* Exercise instructions
Reproduce the data in its entirety, exactly as supplied.

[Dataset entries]
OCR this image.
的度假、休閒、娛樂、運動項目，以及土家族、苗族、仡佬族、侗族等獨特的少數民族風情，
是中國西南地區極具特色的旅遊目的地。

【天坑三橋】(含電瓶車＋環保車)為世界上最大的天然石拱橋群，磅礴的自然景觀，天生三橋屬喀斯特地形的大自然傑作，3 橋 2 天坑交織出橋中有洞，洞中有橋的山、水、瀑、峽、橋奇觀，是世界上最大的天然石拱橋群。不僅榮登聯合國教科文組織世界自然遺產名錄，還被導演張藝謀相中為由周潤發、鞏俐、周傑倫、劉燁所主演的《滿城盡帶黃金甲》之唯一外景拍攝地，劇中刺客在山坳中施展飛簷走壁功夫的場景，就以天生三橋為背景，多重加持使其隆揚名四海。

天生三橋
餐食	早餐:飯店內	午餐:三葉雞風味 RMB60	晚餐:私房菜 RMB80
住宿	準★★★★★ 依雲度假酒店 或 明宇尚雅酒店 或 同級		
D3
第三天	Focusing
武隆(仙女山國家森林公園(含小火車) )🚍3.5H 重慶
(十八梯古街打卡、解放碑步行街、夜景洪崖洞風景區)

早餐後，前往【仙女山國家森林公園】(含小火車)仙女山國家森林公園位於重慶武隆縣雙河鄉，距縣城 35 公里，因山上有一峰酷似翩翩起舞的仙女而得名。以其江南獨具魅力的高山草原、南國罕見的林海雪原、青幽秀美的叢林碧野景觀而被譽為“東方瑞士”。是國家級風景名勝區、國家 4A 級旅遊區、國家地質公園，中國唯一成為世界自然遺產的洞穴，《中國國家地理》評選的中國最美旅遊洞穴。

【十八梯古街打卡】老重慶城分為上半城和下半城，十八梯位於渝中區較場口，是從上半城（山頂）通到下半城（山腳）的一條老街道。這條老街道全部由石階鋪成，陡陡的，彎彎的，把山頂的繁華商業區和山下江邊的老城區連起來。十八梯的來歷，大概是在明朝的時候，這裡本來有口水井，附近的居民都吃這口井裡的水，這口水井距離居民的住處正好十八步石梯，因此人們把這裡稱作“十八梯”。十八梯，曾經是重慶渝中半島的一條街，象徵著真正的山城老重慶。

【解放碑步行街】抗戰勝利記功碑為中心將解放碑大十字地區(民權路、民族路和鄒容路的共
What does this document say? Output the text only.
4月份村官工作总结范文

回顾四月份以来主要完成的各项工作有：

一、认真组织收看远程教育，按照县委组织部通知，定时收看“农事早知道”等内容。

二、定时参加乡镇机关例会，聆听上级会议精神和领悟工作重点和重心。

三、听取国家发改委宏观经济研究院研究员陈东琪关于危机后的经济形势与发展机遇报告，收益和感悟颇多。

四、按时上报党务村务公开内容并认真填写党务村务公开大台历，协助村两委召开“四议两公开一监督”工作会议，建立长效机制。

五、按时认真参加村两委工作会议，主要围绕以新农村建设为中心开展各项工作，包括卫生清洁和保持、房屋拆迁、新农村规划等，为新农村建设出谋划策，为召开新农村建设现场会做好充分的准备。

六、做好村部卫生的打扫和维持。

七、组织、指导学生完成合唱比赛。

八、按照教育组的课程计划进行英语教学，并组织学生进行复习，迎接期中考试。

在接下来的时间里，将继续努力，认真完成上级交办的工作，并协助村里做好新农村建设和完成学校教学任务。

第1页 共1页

* Written response
OCR this image.
的度假、休閒、娛樂、運動項目，以及土家族、苗族、仡佬族、侗族等獨特的少數民族風情，
是中國西南地區極具特色的旅遊目的地。

【天坑三橋】(含電瓶車＋環保車)為世界上最大的天然石拱橋群，磅礴的自然景觀，天生三橋屬喀斯特地形的大自然傑作，3 橋 2 天坑交織出橋中有洞，洞中有橋的山、水、瀑、峽、橋奇觀，是世界上最大的天然石拱橋群。不僅榮登聯合國教科文組織世界自然遺產名錄，還被導演張藝謀相中為由周潤發、鞏俐、周傑倫、劉燁所主演的《滿城盡帶黃金甲》之唯一外景拍攝地，劇中刺客在山坳中施展飛簷走壁功夫的場景，就以天生三橋為背景，多重加持使其隆揚名四海。

天生三橋
餐食	早餐:飯店內	午餐:三葉雞風味 RMB60	晚餐:私房菜 RMB80
住宿	準★★★★★ 依雲度假酒店 或 明宇尚雅酒店 或 同級		
D3
第三天	Focusing
武隆(仙女山國家森林公園(含小火車) )🚍3.5H 重慶
(十八梯古街打卡、解放碑步行街、夜景洪崖洞風景區)

早餐後，前往【仙女山國家森林公園】(含小火車)仙女山國家森林公園位於重慶武隆縣雙河鄉，距縣城 35 公里，因山上有一峰酷似翩翩起舞的仙女而得名。以其江南獨具魅力的高山草原、南國罕見的林海雪原、青幽秀美的叢林碧野景觀而被譽為“東方瑞士”。是國家級風景名勝區、國家 4A 級旅遊區、國家地質公園，中國唯一成為世界自然遺產的洞穴，《中國國家地理》評選的中國最美旅遊洞穴。

【十八梯古街打卡】老重慶城分為上半城和下半城，十八梯位於渝中區較場口，是從上半城（山頂）通到下半城（山腳）的一條老街道。這條老街道全部由石階鋪成，陡陡的，彎彎的，把山頂的繁華商業區和山下江邊的老城區連起來。十八梯的來歷，大概是在明朝的時候，這裡本來有口水井，附近的居民都吃這口井裡的水，這口水井距離居民的住處正好十八步石梯，因此人們把這裡稱作“十八梯”。十八梯，曾經是重慶渝中半島的一條街，象徵著真正的山城老重慶。

【解放碑步行街】抗戰勝利記功碑為中心將解放碑大十字地區(民權路、民族路和鄒容路的共
What does this document say? Output the text only.
4月份村官工作总结范文

回顾四月份以来主要完成的各项工作有：

一、认真组织收看远程教育，按照县委组织部通知，定时收看“农事早知道”等内容。

二、定时参加乡镇机关例会，聆听上级会议精神和领悟工作重点和重心。

三、听取国家发改委宏观经济研究院研究员陈东琪关于危机后的经济形势与发展机遇报告，收益和感悟颇多。

四、按时上报党务村务公开内容并认真填写党务村务公开大台历，协助村两委召开“四议两公开一监督”工作会议，建立长效机制。

五、按时认真参加村两委工作会议，主要围绕以新农村建设为中心开展各项工作，包括卫生清洁和保持、房屋拆迁、新农村规划等，为新农村建设出谋划策，为召开新农村建设现场会做好充分的准备。

六、做好村部卫生的打扫和维持。

七、组织、指导学生完成合唱比赛。

八、按照教育组的课程计划进行英语教学，并组织学生进行复习，迎接期中考试。

在接下来的时间里，将继续努力，认真完成上级交办的工作，并协助村里做好新农村建设和完成学校教学任务。

第1页 共1页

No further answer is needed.